» **Task goal**: Look through the data for the string "Company". Copy every line where it is found.
[start Material for this task]
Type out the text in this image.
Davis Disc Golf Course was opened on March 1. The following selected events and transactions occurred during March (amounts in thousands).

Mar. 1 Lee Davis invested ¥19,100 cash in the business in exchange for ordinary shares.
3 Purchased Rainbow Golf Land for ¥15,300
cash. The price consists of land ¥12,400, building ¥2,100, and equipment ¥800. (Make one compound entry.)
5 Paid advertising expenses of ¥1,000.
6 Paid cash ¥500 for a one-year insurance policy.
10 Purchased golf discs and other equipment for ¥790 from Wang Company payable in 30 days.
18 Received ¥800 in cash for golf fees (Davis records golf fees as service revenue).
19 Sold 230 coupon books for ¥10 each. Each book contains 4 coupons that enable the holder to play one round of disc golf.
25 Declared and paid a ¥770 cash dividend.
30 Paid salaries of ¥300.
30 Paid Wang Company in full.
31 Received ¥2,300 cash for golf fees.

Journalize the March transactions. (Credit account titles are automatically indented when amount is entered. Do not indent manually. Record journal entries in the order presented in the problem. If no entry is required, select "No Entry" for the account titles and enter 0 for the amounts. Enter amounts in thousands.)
[end Material for this task]
[start Material for this task]
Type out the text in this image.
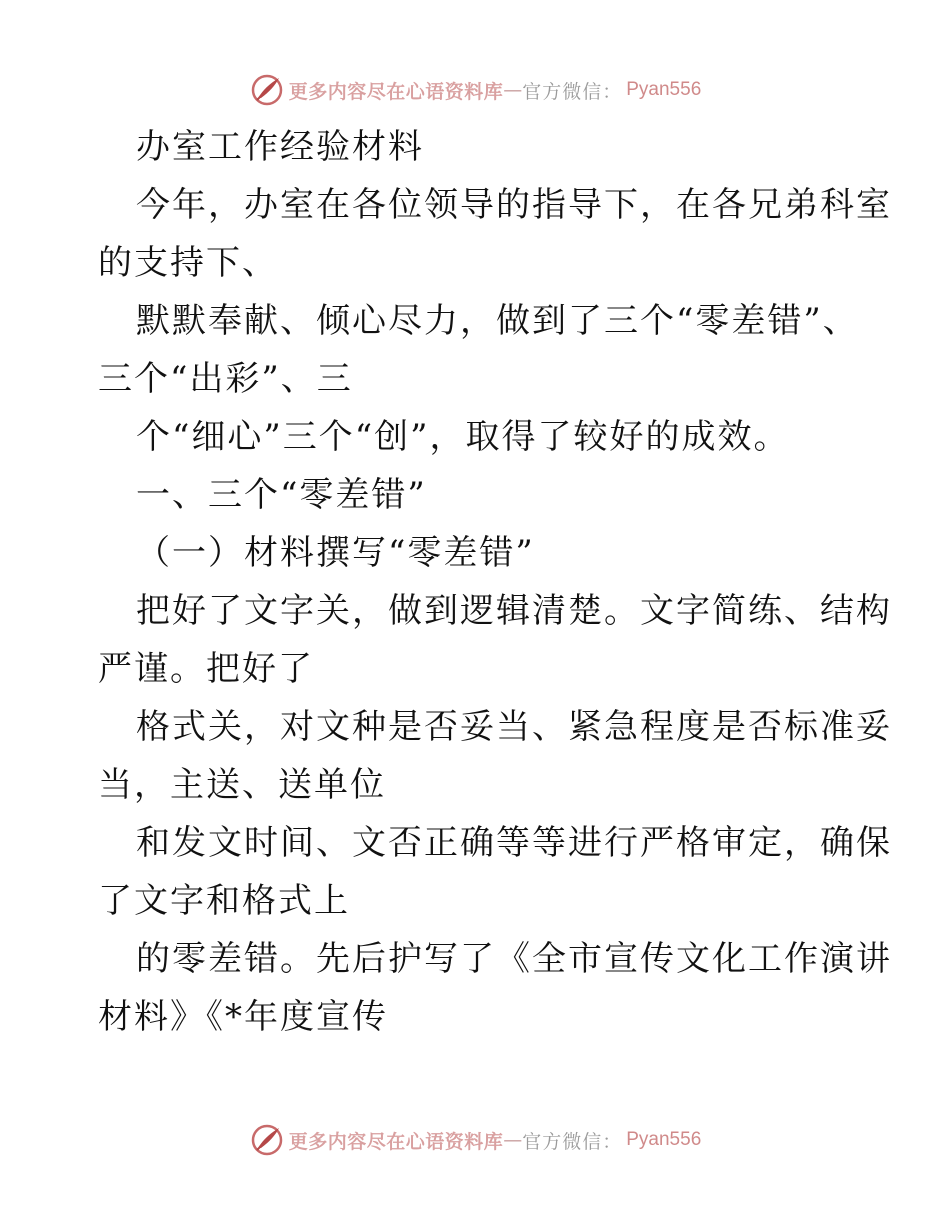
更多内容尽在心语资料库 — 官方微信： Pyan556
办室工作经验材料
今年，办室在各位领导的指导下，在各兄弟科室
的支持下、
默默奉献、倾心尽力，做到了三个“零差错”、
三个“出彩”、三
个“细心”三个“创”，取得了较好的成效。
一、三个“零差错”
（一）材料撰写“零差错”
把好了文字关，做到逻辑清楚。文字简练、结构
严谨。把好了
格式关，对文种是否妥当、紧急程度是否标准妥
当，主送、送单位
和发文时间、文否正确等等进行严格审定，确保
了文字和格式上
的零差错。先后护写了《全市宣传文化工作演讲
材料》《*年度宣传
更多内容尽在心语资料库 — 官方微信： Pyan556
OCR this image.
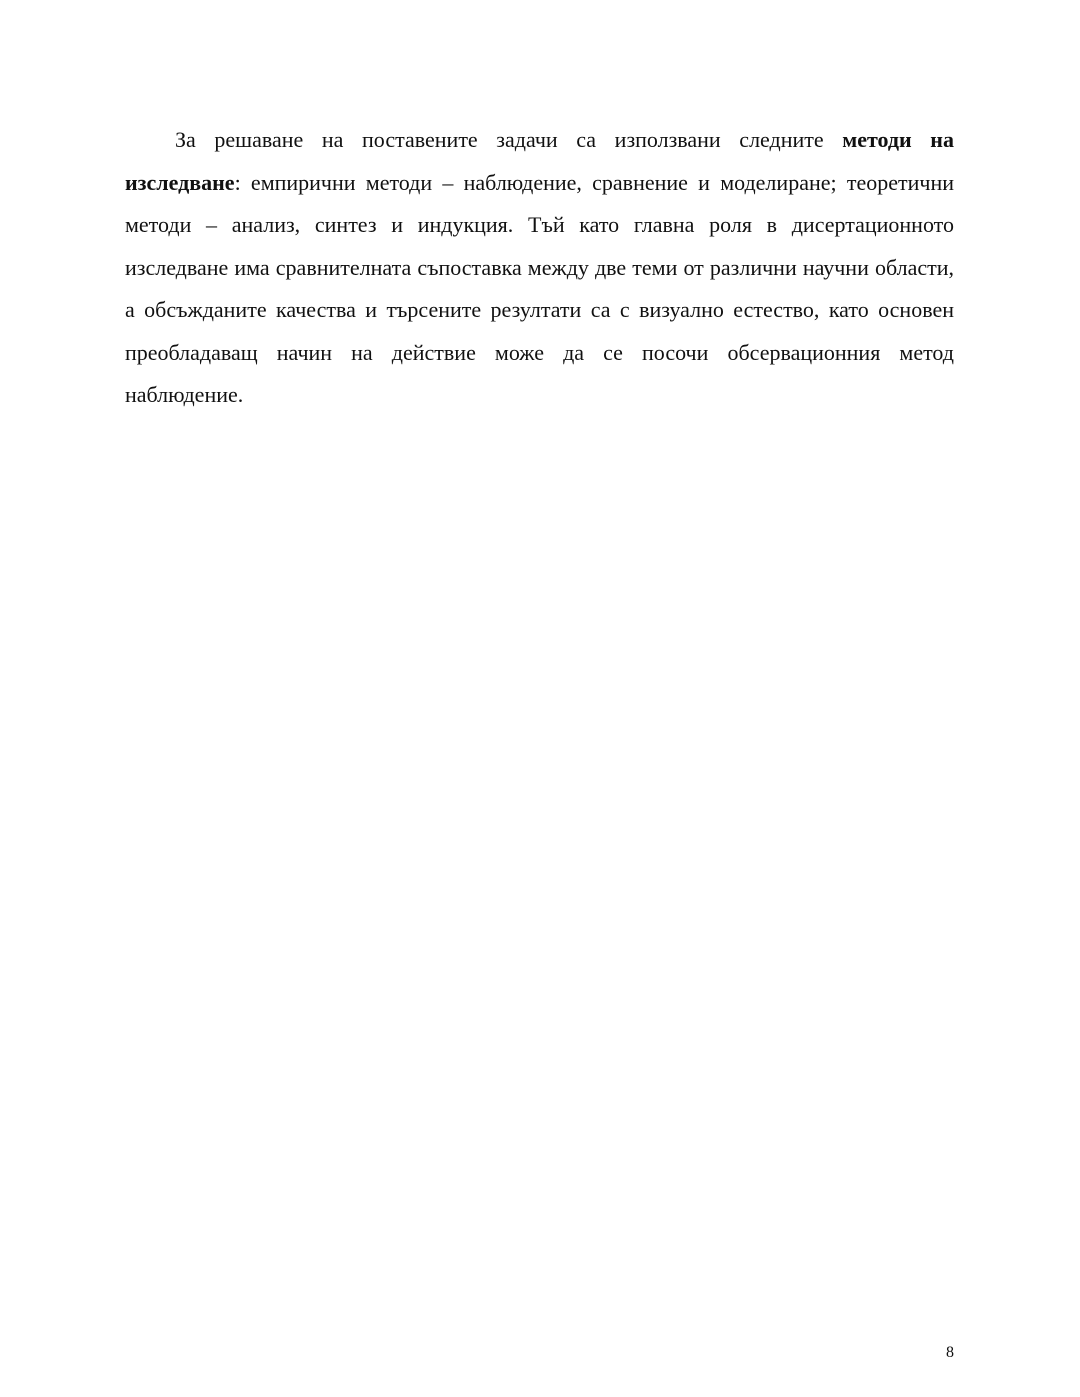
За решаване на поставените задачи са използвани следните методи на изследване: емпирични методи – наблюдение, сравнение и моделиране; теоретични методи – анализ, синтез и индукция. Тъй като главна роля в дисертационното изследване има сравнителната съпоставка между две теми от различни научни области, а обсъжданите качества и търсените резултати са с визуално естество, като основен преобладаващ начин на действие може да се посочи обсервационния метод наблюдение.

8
[end Material for this task]
[start Material for this task]
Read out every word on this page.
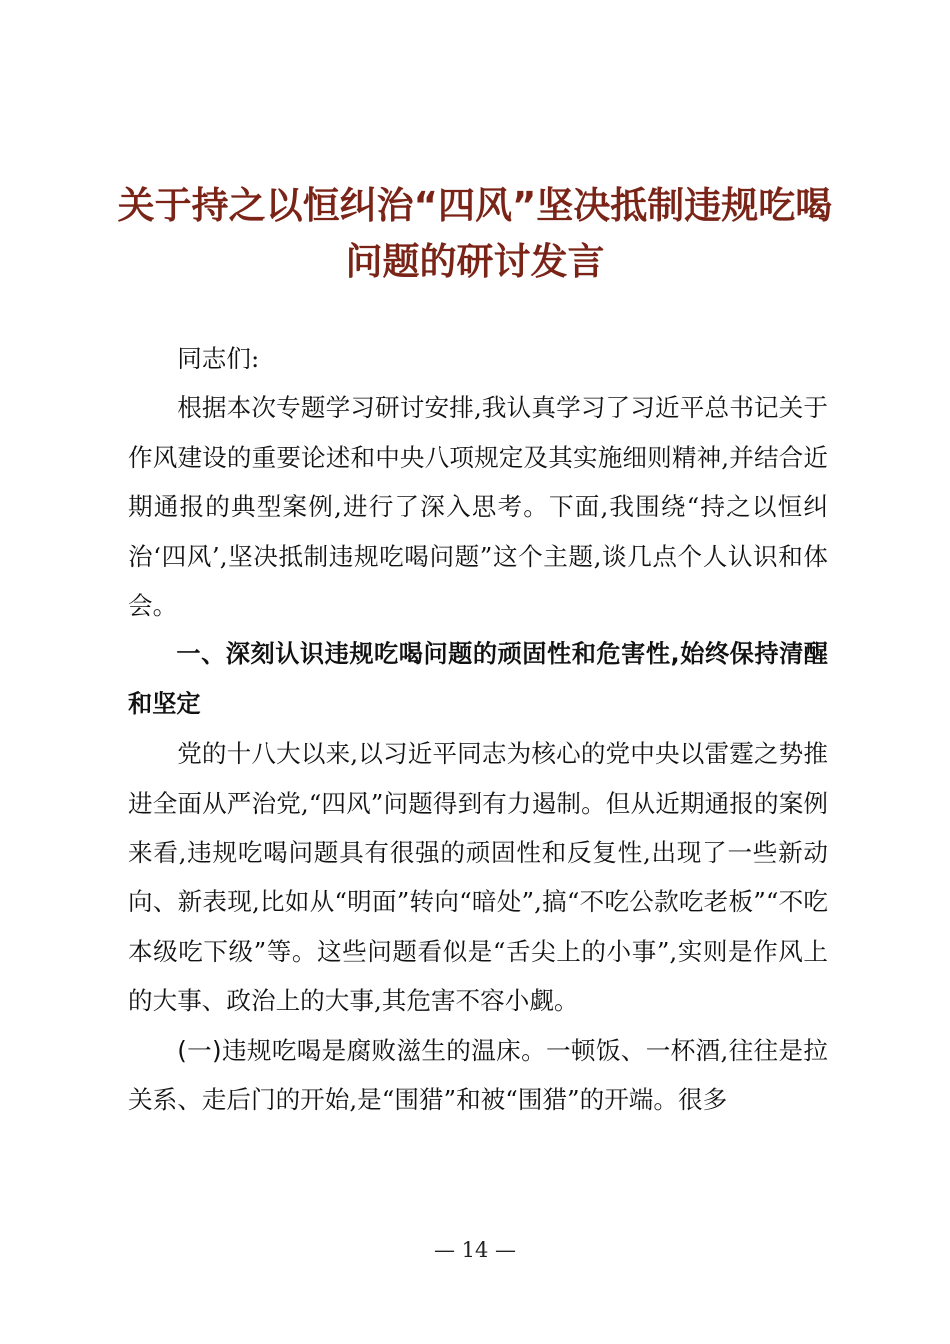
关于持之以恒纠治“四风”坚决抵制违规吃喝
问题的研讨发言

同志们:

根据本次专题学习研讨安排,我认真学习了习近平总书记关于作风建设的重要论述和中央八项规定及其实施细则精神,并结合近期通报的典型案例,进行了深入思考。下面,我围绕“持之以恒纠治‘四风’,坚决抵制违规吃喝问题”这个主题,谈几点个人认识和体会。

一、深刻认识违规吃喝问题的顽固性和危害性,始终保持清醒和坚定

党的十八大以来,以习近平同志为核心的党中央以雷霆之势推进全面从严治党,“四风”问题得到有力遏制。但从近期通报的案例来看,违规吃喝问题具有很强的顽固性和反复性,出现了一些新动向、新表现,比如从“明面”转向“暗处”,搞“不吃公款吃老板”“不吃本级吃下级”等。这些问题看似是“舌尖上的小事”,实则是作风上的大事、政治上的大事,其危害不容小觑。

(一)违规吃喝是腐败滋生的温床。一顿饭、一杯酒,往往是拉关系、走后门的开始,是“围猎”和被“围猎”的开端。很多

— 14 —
[end Material for this task]
» **Solution for this problem**:
10 Purchased golf discs and other equipment for ¥790 from Wang Company payable in 30 days.
30 Paid Wang Company in full.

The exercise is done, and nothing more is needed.